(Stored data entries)
• • • • • • •

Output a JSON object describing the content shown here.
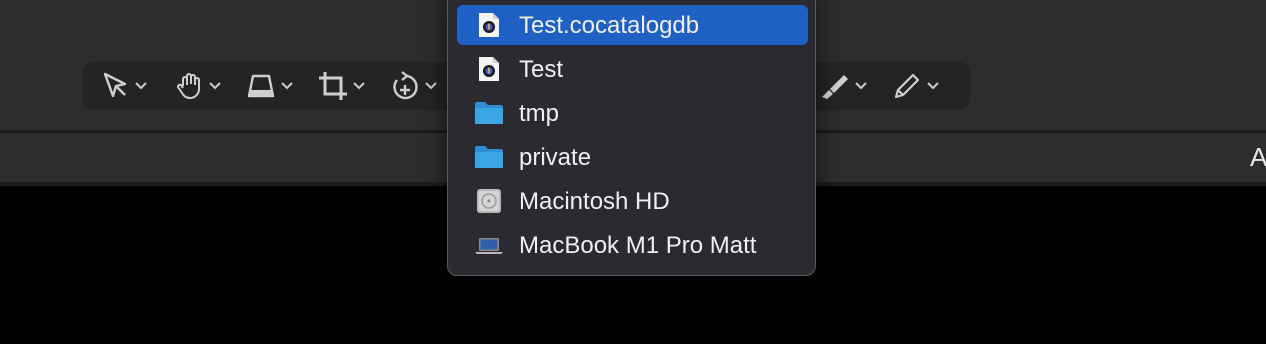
{
  "toolbar": {
    "tools": [
      {
        "name": "select-tool",
        "icon": "cursor-arrow-icon"
      },
      {
        "name": "pan-tool",
        "icon": "hand-icon"
      },
      {
        "name": "perspective-tool",
        "icon": "keystone-icon"
      },
      {
        "name": "crop-tool",
        "icon": "crop-icon"
      },
      {
        "name": "rotate-tool",
        "icon": "rotate-plus-icon"
      },
      {
        "name": "brush-tool",
        "icon": "brush-icon"
      },
      {
        "name": "pen-tool",
        "icon": "pencil-icon"
      }
    ]
  },
  "subbar": {
    "trailing_text": "A"
  },
  "menu": {
    "items": [
      {
        "label": "Test.cocatalogdb",
        "icon": "catalog-file-icon",
        "selected": true
      },
      {
        "label": "Test",
        "icon": "catalog-file-icon",
        "selected": false
      },
      {
        "label": "tmp",
        "icon": "folder-icon",
        "selected": false
      },
      {
        "label": "private",
        "icon": "folder-icon",
        "selected": false
      },
      {
        "label": "Macintosh HD",
        "icon": "hard-drive-icon",
        "selected": false
      },
      {
        "label": "MacBook M1 Pro Matt",
        "icon": "laptop-icon",
        "selected": false
      }
    ]
  },
  "colors": {
    "accent": "#1f60c4",
    "menu_bg": "#2b2a31",
    "folder": "#3aa6e6"
  }
}
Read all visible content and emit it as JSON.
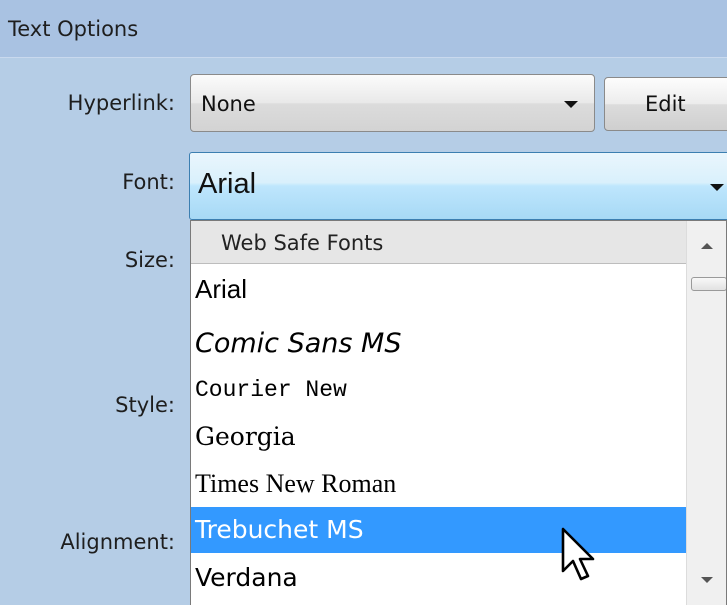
{
  "panel": {
    "title": "Text Options"
  },
  "labels": {
    "hyperlink": "Hyperlink:",
    "font": "Font:",
    "size": "Size:",
    "style": "Style:",
    "alignment": "Alignment:"
  },
  "hyperlink": {
    "value": "None",
    "edit_label": "Edit"
  },
  "font": {
    "value": "Arial"
  },
  "dropdown": {
    "group": "Web Safe Fonts",
    "options": [
      {
        "label": "Arial",
        "selected": false
      },
      {
        "label": "Comic Sans MS",
        "selected": false
      },
      {
        "label": "Courier New",
        "selected": false
      },
      {
        "label": "Georgia",
        "selected": false
      },
      {
        "label": "Times New Roman",
        "selected": false
      },
      {
        "label": "Trebuchet MS",
        "selected": true
      },
      {
        "label": "Verdana",
        "selected": false
      }
    ]
  },
  "colors": {
    "panel_bg": "#b5cde6",
    "header_bg": "#a9c2e2",
    "selection": "#3399ff"
  }
}
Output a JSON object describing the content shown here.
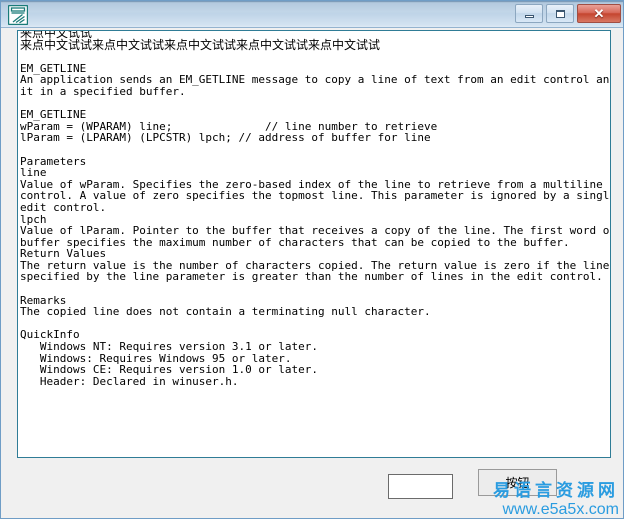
{
  "window": {
    "title": "",
    "icon": "easy-language-logo-icon",
    "frame_border_color": "#6f9dc6",
    "client_background": "#f0f0f0"
  },
  "caption_buttons": {
    "minimize_label": "minimize",
    "maximize_label": "maximize",
    "close_label": "✕",
    "close_color": "#c4452f"
  },
  "editor": {
    "border_color": "#2f7c96",
    "lines": [
      "来点中文试试",
      "来点中文试试来点中文试试来点中文试试来点中文试试来点中文试试",
      "",
      "EM_GETLINE",
      "An application sends an EM_GETLINE message to copy a line of text from an edit control and place",
      "it in a specified buffer.",
      "",
      "EM_GETLINE",
      "wParam = (WPARAM) line;              // line number to retrieve",
      "lParam = (LPARAM) (LPCSTR) lpch; // address of buffer for line",
      "",
      "Parameters",
      "line",
      "Value of wParam. Specifies the zero-based index of the line to retrieve from a multiline edit",
      "control. A value of zero specifies the topmost line. This parameter is ignored by a single-line",
      "edit control.",
      "lpch",
      "Value of lParam. Pointer to the buffer that receives a copy of the line. The first word of the",
      "buffer specifies the maximum number of characters that can be copied to the buffer.",
      "Return Values",
      "The return value is the number of characters copied. The return value is zero if the line number",
      "specified by the line parameter is greater than the number of lines in the edit control.",
      "",
      "Remarks",
      "The copied line does not contain a terminating null character.",
      "",
      "QuickInfo",
      "   Windows NT: Requires version 3.1 or later.",
      "   Windows: Requires Windows 95 or later.",
      "   Windows CE: Requires version 1.0 or later.",
      "   Header: Declared in winuser.h."
    ]
  },
  "bottom": {
    "input_value": "",
    "input_placeholder": "",
    "button_label": "按钮"
  },
  "watermark": {
    "site_name": "易语言资源网",
    "url": "www.e5a5x.com",
    "color": "#2a9ce0"
  }
}
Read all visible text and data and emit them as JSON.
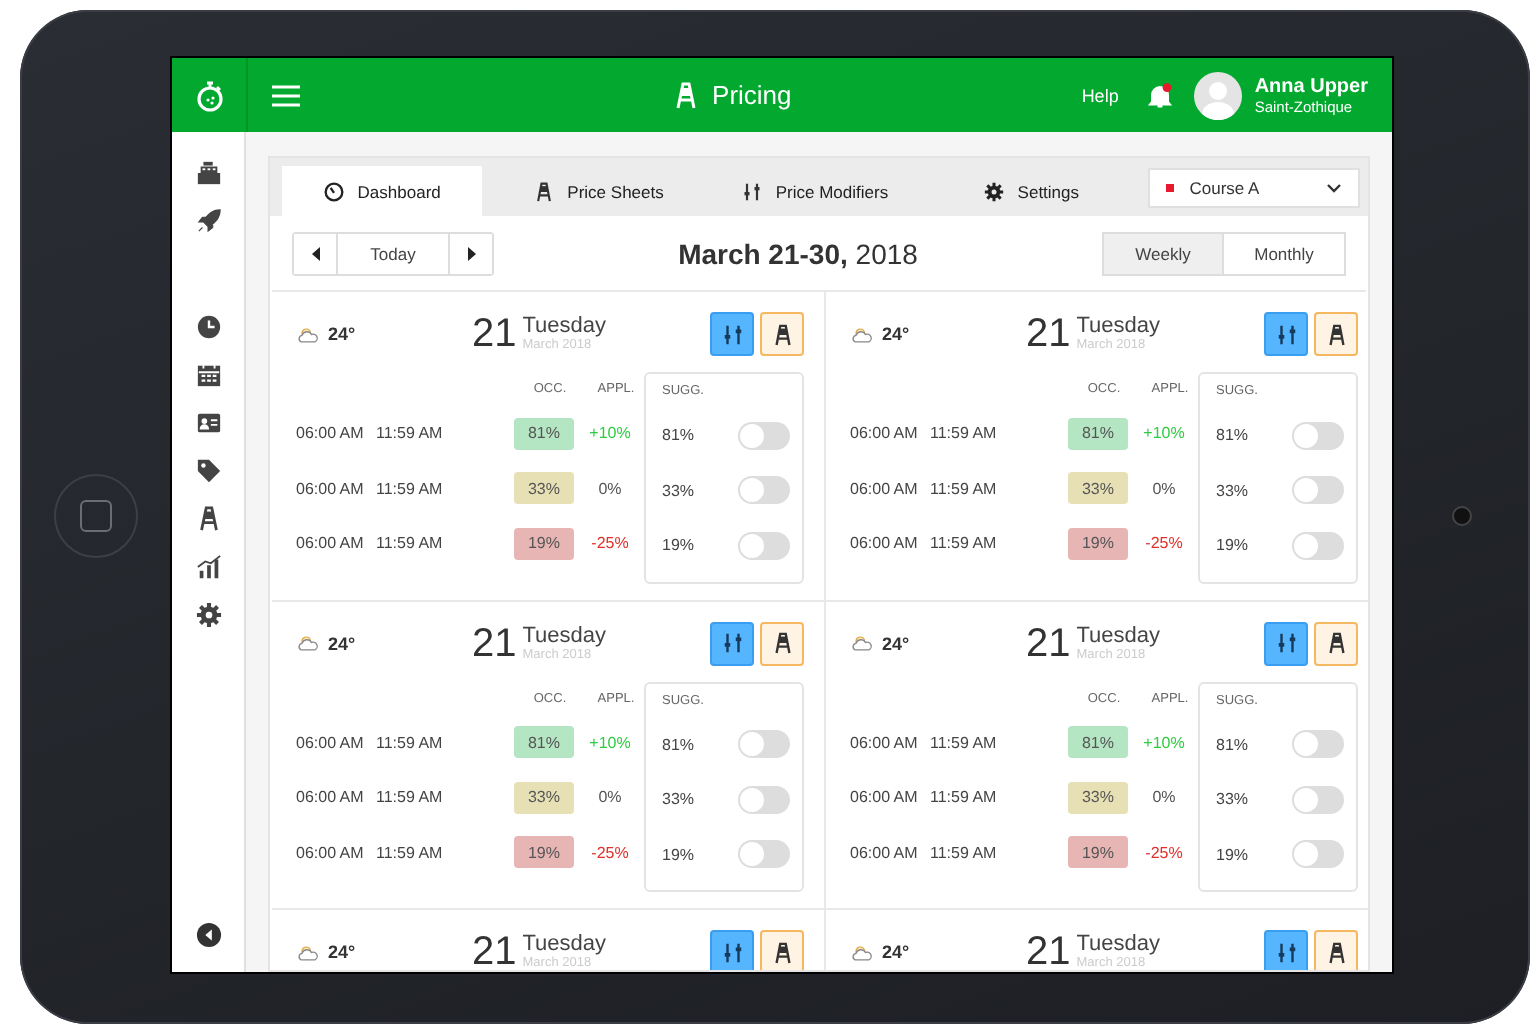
{
  "header": {
    "title": "Pricing",
    "help": "Help",
    "user": {
      "name": "Anna Upper",
      "location": "Saint-Zothique"
    }
  },
  "tabs": [
    {
      "label": "Dashboard",
      "kind": "dashboard",
      "selected": true
    },
    {
      "label": "Price Sheets",
      "kind": "sheets",
      "selected": false
    },
    {
      "label": "Price Modifiers",
      "kind": "modifiers",
      "selected": false
    },
    {
      "label": "Settings",
      "kind": "settings",
      "selected": false
    }
  ],
  "course_select": {
    "value": "Course A",
    "color": "#e8192c"
  },
  "date_nav": {
    "today": "Today",
    "range": "March 21-30,",
    "year": "2018"
  },
  "view_toggle": [
    {
      "label": "Weekly",
      "selected": true
    },
    {
      "label": "Monthly",
      "selected": false
    }
  ],
  "cards": [
    {
      "temperature": "24°",
      "day": "21",
      "weekday": "Tuesday",
      "month": "March 2018",
      "buttons": [
        {
          "kind": "modifiers",
          "selected": true
        },
        {
          "kind": "sheets",
          "selected": false
        }
      ],
      "columns": [
        "OCC.",
        "APPL.",
        "SUGG."
      ],
      "rows": [
        {
          "start": "06:00 AM",
          "end": "11:59 AM",
          "occupancy": {
            "value": "81%",
            "color": "#b5e6c3"
          },
          "applied": {
            "value": "+10%",
            "color": "#2ecc40"
          },
          "suggested": "81%",
          "on": false
        },
        {
          "start": "06:00 AM",
          "end": "11:59 AM",
          "occupancy": {
            "value": "33%",
            "color": "#e8e0b5"
          },
          "applied": {
            "value": "0%",
            "color": "#555555"
          },
          "suggested": "33%",
          "on": false
        },
        {
          "start": "06:00 AM",
          "end": "11:59 AM",
          "occupancy": {
            "value": "19%",
            "color": "#e8b5b5"
          },
          "applied": {
            "value": "-25%",
            "color": "#e0302a"
          },
          "suggested": "19%",
          "on": false
        }
      ]
    },
    {
      "temperature": "24°",
      "day": "21",
      "weekday": "Tuesday",
      "month": "March 2018",
      "buttons": [
        {
          "kind": "modifiers",
          "selected": true
        },
        {
          "kind": "sheets",
          "selected": false
        }
      ],
      "columns": [
        "OCC.",
        "APPL.",
        "SUGG."
      ],
      "rows": [
        {
          "start": "06:00 AM",
          "end": "11:59 AM",
          "occupancy": {
            "value": "81%",
            "color": "#b5e6c3"
          },
          "applied": {
            "value": "+10%",
            "color": "#2ecc40"
          },
          "suggested": "81%",
          "on": false
        },
        {
          "start": "06:00 AM",
          "end": "11:59 AM",
          "occupancy": {
            "value": "33%",
            "color": "#e8e0b5"
          },
          "applied": {
            "value": "0%",
            "color": "#555555"
          },
          "suggested": "33%",
          "on": false
        },
        {
          "start": "06:00 AM",
          "end": "11:59 AM",
          "occupancy": {
            "value": "19%",
            "color": "#e8b5b5"
          },
          "applied": {
            "value": "-25%",
            "color": "#e0302a"
          },
          "suggested": "19%",
          "on": false
        }
      ]
    },
    {
      "temperature": "24°",
      "day": "21",
      "weekday": "Tuesday",
      "month": "March 2018",
      "buttons": [
        {
          "kind": "modifiers",
          "selected": true
        },
        {
          "kind": "sheets",
          "selected": false
        }
      ],
      "columns": [
        "OCC.",
        "APPL.",
        "SUGG."
      ],
      "rows": [
        {
          "start": "06:00 AM",
          "end": "11:59 AM",
          "occupancy": {
            "value": "81%",
            "color": "#b5e6c3"
          },
          "applied": {
            "value": "+10%",
            "color": "#2ecc40"
          },
          "suggested": "81%",
          "on": false
        },
        {
          "start": "06:00 AM",
          "end": "11:59 AM",
          "occupancy": {
            "value": "33%",
            "color": "#e8e0b5"
          },
          "applied": {
            "value": "0%",
            "color": "#555555"
          },
          "suggested": "33%",
          "on": false
        },
        {
          "start": "06:00 AM",
          "end": "11:59 AM",
          "occupancy": {
            "value": "19%",
            "color": "#e8b5b5"
          },
          "applied": {
            "value": "-25%",
            "color": "#e0302a"
          },
          "suggested": "19%",
          "on": false
        }
      ]
    },
    {
      "temperature": "24°",
      "day": "21",
      "weekday": "Tuesday",
      "month": "March 2018",
      "buttons": [
        {
          "kind": "modifiers",
          "selected": true
        },
        {
          "kind": "sheets",
          "selected": false
        }
      ],
      "columns": [
        "OCC.",
        "APPL.",
        "SUGG."
      ],
      "rows": [
        {
          "start": "06:00 AM",
          "end": "11:59 AM",
          "occupancy": {
            "value": "81%",
            "color": "#b5e6c3"
          },
          "applied": {
            "value": "+10%",
            "color": "#2ecc40"
          },
          "suggested": "81%",
          "on": false
        },
        {
          "start": "06:00 AM",
          "end": "11:59 AM",
          "occupancy": {
            "value": "33%",
            "color": "#e8e0b5"
          },
          "applied": {
            "value": "0%",
            "color": "#555555"
          },
          "suggested": "33%",
          "on": false
        },
        {
          "start": "06:00 AM",
          "end": "11:59 AM",
          "occupancy": {
            "value": "19%",
            "color": "#e8b5b5"
          },
          "applied": {
            "value": "-25%",
            "color": "#e0302a"
          },
          "suggested": "19%",
          "on": false
        }
      ]
    },
    {
      "temperature": "24°",
      "day": "21",
      "weekday": "Tuesday",
      "month": "March 2018",
      "buttons": [
        {
          "kind": "modifiers",
          "selected": true
        },
        {
          "kind": "sheets",
          "selected": false
        }
      ]
    },
    {
      "temperature": "24°",
      "day": "21",
      "weekday": "Tuesday",
      "month": "March 2018",
      "buttons": [
        {
          "kind": "modifiers",
          "selected": true
        },
        {
          "kind": "sheets",
          "selected": false
        }
      ]
    }
  ]
}
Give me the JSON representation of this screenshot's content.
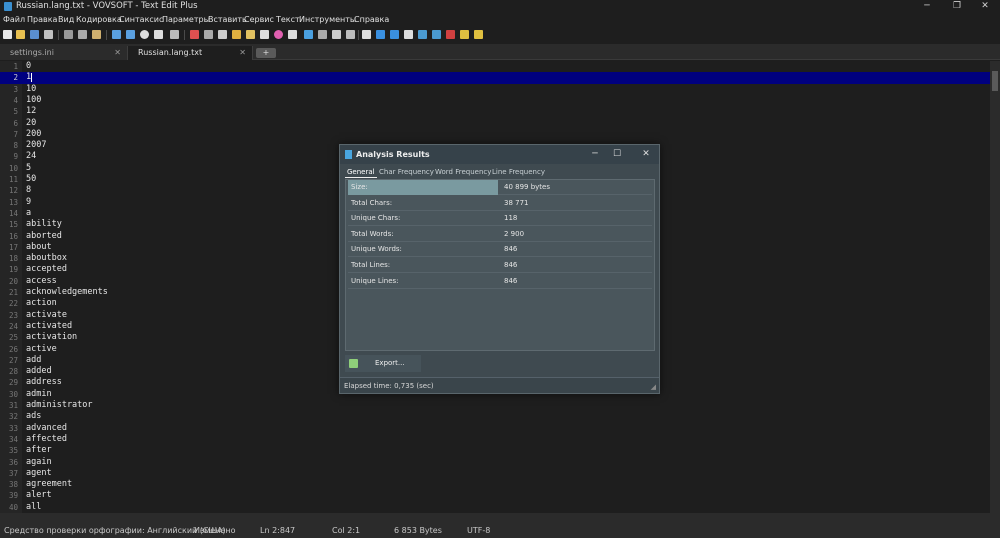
{
  "window": {
    "title": "Russian.lang.txt - VOVSOFT - Text Edit Plus",
    "minimize": "─",
    "maximize": "❐",
    "close": "✕"
  },
  "menu": [
    "Файл",
    "Правка",
    "Вид",
    "Кодировка",
    "Синтаксис",
    "Параметры",
    "Вставить",
    "Сервис",
    "Текст",
    "Инструменты",
    "Справка"
  ],
  "tabs": [
    {
      "label": "settings.ini",
      "close": "✕"
    },
    {
      "label": "Russian.lang.txt",
      "close": "✕"
    }
  ],
  "tab_add": "+",
  "editor": {
    "lines": [
      "0",
      "1",
      "10",
      "100",
      "12",
      "20",
      "200",
      "2007",
      "24",
      "5",
      "50",
      "8",
      "9",
      "a",
      "ability",
      "aborted",
      "about",
      "aboutbox",
      "accepted",
      "access",
      "acknowledgements",
      "action",
      "activate",
      "activated",
      "activation",
      "active",
      "add",
      "added",
      "address",
      "admin",
      "administrator",
      "ads",
      "advanced",
      "affected",
      "after",
      "again",
      "agent",
      "agreement",
      "alert",
      "all"
    ],
    "current_line": 2
  },
  "statusbar": {
    "spell": "Средство проверки орфографии: Английский (США)",
    "modified": "Изменено",
    "line": "Ln 2:847",
    "col": "Col 2:1",
    "size": "6 853 Bytes",
    "encoding": "UTF-8"
  },
  "dialog": {
    "title": "Analysis Results",
    "tabs": [
      "General",
      "Char Frequency",
      "Word Frequency",
      "Line Frequency"
    ],
    "active_tab": "General",
    "rows": [
      {
        "key": "Size:",
        "value": "40 899 bytes"
      },
      {
        "key": "Total Chars:",
        "value": "38 771"
      },
      {
        "key": "Unique Chars:",
        "value": "118"
      },
      {
        "key": "Total Words:",
        "value": "2 900"
      },
      {
        "key": "Unique Words:",
        "value": "846"
      },
      {
        "key": "Total Lines:",
        "value": "846"
      },
      {
        "key": "Unique Lines:",
        "value": "846"
      }
    ],
    "export_label": "Export...",
    "elapsed": "Elapsed time: 0,735 (sec)"
  }
}
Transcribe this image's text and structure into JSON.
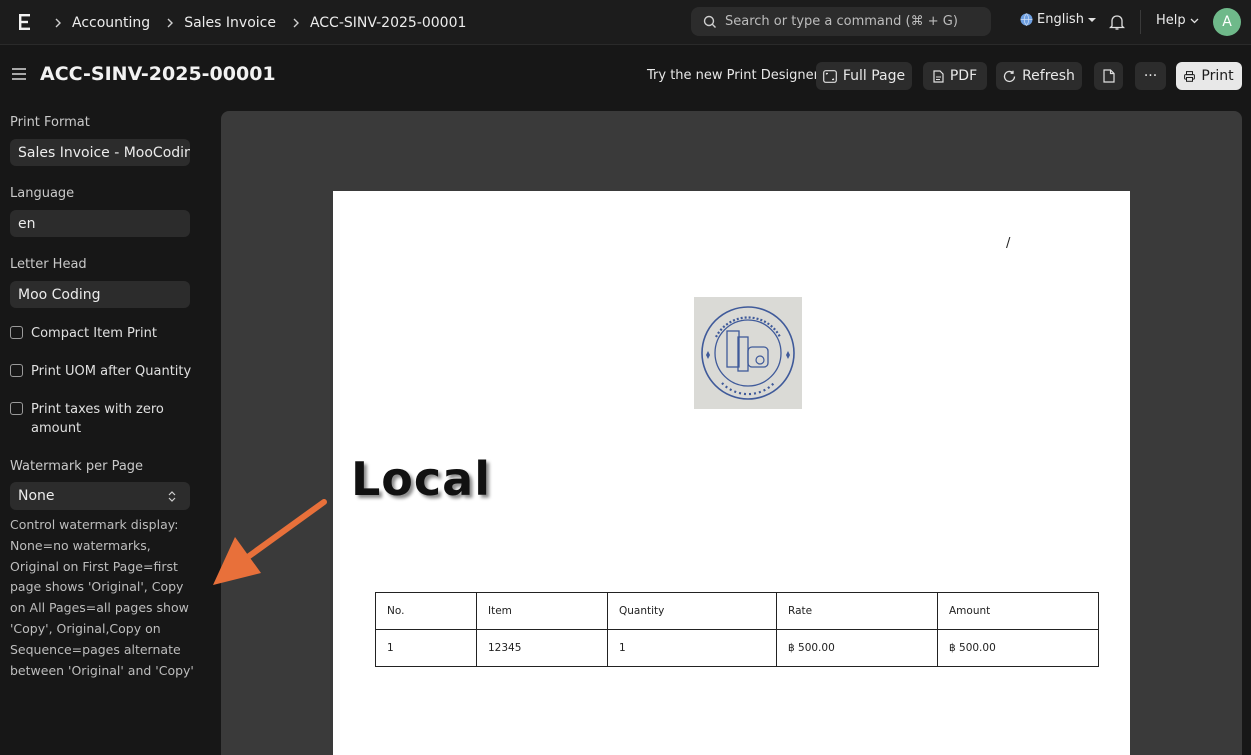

• • • • • • •

■ What is needed:
Return each line of the listing that holds the string "characters".

■ Result:
      "buffer specifies the maximum number of characters that can be copied to the buffer.",
      "The return value is the number of characters copied. The return value is zero if the line number",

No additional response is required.